--- start of DATA SECTION ---

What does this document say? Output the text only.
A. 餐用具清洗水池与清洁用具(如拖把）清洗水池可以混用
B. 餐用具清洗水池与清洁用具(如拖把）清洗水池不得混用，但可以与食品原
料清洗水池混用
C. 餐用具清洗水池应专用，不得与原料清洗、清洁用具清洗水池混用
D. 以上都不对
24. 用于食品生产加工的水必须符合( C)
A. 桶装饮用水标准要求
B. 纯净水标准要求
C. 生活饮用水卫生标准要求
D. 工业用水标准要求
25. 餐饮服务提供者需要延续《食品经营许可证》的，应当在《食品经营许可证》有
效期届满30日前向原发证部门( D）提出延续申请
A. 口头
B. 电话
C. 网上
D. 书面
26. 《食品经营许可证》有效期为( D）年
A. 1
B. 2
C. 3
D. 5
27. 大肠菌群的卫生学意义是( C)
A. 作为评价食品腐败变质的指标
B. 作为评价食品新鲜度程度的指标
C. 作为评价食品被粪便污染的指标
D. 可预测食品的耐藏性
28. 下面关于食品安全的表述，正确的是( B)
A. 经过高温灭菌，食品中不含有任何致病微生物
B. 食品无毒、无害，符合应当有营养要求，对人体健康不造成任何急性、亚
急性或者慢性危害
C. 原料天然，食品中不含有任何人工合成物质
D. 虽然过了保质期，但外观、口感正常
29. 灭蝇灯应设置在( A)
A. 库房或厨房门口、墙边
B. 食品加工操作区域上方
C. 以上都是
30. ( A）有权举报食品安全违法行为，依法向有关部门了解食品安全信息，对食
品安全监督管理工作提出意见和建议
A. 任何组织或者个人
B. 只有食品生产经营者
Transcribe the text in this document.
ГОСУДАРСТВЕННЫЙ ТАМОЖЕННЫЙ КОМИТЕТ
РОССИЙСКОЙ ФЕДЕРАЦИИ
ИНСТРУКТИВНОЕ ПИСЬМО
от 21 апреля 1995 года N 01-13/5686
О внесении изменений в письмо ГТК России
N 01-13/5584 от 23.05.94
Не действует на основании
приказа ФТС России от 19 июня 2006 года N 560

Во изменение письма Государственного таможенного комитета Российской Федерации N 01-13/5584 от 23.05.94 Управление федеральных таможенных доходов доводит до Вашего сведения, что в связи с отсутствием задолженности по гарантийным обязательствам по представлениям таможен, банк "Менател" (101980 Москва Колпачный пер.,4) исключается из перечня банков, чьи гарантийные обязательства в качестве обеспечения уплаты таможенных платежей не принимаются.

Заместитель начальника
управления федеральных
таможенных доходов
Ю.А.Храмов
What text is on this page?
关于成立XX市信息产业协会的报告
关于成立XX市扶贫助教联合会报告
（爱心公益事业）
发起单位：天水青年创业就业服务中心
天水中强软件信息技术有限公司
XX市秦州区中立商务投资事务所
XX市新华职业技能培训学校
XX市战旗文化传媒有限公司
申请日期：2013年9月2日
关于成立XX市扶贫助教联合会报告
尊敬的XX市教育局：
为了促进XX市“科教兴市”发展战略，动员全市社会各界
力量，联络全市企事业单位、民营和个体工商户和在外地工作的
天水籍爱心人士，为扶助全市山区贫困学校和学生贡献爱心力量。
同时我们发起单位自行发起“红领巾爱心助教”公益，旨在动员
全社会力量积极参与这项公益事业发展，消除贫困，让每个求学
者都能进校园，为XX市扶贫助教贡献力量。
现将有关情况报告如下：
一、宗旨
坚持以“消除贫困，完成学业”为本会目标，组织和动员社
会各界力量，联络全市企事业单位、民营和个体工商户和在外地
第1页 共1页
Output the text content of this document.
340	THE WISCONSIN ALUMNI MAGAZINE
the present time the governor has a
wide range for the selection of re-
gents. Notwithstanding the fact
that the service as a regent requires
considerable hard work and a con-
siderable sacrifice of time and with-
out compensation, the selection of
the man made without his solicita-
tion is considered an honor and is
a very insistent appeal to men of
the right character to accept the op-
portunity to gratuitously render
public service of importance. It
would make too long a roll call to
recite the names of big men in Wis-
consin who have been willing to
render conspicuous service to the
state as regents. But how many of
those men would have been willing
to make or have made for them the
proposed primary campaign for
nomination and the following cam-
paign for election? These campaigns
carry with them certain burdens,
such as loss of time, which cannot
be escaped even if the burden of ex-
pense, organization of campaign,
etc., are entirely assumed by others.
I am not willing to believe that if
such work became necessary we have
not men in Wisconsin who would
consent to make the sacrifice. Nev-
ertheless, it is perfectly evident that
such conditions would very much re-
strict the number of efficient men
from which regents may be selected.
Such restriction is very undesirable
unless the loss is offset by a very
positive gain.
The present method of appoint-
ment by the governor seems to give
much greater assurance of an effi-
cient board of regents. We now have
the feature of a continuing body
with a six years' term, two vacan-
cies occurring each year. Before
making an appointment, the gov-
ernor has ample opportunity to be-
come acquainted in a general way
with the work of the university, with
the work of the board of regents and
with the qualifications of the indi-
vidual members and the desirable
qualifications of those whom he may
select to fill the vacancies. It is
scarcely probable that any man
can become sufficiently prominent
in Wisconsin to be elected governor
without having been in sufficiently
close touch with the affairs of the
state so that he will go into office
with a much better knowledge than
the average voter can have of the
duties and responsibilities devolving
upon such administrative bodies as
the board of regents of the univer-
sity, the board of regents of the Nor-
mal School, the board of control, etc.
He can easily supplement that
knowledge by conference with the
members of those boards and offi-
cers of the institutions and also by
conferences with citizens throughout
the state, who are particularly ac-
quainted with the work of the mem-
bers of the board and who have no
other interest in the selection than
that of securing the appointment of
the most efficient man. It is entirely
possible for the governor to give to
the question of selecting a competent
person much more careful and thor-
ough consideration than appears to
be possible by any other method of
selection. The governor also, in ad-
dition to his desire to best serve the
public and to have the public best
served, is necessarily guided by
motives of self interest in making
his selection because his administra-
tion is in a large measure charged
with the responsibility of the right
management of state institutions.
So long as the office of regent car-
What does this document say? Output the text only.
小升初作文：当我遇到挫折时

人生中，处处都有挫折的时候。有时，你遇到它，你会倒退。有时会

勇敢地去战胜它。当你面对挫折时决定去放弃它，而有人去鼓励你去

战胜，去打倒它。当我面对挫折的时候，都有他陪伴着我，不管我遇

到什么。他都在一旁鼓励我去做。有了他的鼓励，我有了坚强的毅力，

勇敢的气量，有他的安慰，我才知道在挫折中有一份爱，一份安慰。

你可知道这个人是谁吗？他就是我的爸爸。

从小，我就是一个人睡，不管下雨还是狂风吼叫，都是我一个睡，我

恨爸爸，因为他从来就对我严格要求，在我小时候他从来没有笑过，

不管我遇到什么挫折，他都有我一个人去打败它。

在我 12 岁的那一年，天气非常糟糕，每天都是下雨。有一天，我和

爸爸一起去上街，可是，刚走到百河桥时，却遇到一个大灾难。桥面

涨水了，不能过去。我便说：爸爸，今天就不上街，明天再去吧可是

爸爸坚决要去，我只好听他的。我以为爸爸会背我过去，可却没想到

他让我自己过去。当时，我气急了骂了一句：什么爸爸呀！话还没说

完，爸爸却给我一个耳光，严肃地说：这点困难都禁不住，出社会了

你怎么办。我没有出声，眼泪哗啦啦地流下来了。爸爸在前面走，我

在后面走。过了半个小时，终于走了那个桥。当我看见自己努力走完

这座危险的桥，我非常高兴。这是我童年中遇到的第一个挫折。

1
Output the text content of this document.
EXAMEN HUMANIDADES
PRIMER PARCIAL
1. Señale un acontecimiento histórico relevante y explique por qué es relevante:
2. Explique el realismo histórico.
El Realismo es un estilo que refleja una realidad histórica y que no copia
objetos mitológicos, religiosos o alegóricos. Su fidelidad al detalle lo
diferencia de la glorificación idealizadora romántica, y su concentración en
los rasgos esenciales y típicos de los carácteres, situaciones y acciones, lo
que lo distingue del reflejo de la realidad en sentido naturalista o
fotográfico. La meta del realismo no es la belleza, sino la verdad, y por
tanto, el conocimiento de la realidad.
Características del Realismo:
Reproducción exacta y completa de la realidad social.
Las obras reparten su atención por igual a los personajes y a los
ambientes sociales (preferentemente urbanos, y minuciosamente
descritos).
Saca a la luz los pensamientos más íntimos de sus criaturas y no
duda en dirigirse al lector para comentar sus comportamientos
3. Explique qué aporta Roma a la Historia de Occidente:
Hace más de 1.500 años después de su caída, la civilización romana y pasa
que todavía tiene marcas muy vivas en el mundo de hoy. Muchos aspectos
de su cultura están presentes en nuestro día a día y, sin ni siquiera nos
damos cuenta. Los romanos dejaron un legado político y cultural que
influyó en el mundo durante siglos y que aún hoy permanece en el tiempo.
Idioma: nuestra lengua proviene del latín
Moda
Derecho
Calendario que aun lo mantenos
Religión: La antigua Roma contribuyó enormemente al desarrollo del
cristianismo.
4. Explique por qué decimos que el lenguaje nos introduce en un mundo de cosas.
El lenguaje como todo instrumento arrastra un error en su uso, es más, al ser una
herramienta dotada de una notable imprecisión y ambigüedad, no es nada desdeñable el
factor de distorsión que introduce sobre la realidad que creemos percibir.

--- end of DATA SECTION ---

PROBLEM TO SOLVE — How many lines in the records hold the string "食品经营许可证"? Reply with the number alone.

SOLUTION FOR THIS PROBLEM — 2